*** INPUT ROWS ***
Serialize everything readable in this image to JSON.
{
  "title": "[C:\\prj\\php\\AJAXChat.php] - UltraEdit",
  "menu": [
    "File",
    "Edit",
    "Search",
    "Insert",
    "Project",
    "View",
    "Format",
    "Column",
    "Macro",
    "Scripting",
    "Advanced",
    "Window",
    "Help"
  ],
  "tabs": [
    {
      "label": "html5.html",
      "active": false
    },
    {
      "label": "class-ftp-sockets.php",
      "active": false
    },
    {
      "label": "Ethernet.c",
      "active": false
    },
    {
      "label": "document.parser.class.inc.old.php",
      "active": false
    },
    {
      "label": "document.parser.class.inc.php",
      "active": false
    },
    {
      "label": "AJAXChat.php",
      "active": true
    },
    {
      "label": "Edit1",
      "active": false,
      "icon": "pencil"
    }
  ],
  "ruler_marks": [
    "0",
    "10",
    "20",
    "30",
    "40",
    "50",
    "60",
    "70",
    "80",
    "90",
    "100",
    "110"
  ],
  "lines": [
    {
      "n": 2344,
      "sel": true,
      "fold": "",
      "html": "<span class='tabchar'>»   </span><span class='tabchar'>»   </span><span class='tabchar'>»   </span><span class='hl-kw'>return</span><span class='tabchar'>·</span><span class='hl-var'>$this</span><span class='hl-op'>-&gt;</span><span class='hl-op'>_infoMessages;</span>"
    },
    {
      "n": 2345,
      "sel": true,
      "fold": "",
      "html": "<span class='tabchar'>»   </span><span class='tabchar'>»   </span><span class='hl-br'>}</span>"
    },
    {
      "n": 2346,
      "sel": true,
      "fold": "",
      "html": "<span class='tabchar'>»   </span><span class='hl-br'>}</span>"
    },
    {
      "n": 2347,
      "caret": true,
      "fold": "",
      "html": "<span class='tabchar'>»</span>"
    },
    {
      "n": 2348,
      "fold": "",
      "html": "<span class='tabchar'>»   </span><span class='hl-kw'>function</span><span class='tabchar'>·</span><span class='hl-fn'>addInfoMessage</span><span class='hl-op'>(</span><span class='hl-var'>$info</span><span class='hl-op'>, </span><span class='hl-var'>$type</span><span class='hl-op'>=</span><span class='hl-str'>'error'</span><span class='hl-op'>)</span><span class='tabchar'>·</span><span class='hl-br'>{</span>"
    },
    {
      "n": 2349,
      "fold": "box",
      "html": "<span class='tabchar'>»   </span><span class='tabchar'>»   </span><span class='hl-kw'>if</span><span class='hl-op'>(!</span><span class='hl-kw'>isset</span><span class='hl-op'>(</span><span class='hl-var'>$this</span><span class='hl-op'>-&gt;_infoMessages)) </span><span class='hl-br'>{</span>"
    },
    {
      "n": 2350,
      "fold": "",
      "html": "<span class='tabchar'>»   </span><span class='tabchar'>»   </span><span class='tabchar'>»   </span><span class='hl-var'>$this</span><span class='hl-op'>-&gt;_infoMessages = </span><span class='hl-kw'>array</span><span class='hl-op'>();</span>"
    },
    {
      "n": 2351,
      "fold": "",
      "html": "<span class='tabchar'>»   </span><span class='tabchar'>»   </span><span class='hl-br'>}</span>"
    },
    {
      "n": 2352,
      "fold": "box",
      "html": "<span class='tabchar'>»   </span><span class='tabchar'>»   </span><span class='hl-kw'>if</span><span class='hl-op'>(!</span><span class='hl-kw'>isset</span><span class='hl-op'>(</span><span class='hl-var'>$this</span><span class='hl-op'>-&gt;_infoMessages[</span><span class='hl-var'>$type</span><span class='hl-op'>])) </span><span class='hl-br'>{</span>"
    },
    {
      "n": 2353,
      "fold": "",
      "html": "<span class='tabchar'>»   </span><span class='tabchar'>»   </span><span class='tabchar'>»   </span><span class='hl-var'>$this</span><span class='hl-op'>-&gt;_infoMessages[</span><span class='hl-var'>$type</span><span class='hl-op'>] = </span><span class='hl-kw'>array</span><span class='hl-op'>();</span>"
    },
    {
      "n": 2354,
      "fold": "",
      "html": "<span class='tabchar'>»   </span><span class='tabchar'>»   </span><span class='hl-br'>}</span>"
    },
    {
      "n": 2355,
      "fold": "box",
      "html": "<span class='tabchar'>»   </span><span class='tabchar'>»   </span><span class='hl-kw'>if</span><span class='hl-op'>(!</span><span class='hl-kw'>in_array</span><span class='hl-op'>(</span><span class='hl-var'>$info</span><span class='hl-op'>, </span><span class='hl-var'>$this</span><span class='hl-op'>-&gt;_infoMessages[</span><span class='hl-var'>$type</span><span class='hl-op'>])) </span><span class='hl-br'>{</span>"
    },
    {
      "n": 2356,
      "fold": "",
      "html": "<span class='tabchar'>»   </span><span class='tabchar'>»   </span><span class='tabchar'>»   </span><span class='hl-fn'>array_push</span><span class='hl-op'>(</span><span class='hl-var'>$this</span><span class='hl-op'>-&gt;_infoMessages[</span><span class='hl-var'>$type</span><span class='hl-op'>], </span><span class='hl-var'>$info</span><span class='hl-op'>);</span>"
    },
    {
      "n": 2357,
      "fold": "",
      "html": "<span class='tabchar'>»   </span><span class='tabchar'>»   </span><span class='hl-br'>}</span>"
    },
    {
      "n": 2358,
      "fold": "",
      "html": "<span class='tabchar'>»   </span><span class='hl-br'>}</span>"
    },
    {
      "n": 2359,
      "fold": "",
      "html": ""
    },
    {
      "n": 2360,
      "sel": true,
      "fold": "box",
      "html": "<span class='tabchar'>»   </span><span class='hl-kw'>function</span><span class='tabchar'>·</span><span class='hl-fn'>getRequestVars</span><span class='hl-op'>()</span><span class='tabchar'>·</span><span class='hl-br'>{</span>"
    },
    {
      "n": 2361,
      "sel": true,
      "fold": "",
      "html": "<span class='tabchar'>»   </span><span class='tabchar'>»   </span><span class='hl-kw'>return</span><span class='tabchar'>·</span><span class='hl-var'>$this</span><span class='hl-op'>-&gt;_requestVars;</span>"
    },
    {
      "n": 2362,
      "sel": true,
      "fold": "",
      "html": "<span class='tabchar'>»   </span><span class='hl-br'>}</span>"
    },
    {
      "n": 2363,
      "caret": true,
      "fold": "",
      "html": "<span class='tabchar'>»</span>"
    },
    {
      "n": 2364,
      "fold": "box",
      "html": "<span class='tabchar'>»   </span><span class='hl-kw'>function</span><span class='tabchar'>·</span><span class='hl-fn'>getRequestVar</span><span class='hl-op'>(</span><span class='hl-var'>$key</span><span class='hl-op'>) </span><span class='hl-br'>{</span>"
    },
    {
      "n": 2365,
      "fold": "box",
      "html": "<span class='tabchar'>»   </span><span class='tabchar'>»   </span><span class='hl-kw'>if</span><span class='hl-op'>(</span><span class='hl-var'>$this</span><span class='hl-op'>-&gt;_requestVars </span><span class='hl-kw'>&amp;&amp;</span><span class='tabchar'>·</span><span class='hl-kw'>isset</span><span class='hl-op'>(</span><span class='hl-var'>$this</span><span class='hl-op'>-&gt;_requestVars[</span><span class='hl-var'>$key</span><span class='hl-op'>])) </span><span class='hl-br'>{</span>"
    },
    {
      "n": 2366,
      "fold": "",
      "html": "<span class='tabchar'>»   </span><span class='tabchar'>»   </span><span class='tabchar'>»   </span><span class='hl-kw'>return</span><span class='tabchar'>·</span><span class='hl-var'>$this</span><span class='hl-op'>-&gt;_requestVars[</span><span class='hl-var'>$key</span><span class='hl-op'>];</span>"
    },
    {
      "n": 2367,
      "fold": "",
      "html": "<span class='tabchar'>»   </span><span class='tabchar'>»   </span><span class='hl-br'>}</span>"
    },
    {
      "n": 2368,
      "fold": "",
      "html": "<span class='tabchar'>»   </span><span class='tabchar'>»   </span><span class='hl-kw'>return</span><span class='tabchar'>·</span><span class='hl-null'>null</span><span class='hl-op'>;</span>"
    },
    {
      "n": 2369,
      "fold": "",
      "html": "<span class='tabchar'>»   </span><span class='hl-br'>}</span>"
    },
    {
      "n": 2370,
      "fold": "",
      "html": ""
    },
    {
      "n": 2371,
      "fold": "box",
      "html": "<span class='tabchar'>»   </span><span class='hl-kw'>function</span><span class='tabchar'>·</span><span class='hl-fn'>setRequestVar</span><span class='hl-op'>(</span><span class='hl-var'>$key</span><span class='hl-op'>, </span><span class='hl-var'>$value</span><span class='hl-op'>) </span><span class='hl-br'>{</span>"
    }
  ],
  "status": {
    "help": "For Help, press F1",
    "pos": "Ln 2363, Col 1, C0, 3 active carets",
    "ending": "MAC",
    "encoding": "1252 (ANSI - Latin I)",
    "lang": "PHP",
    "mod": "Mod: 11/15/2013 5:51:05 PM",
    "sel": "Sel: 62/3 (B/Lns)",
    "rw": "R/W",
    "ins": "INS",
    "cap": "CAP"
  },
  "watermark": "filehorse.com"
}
***
State how many lines of the records above contain the word "return", giving only that number.

4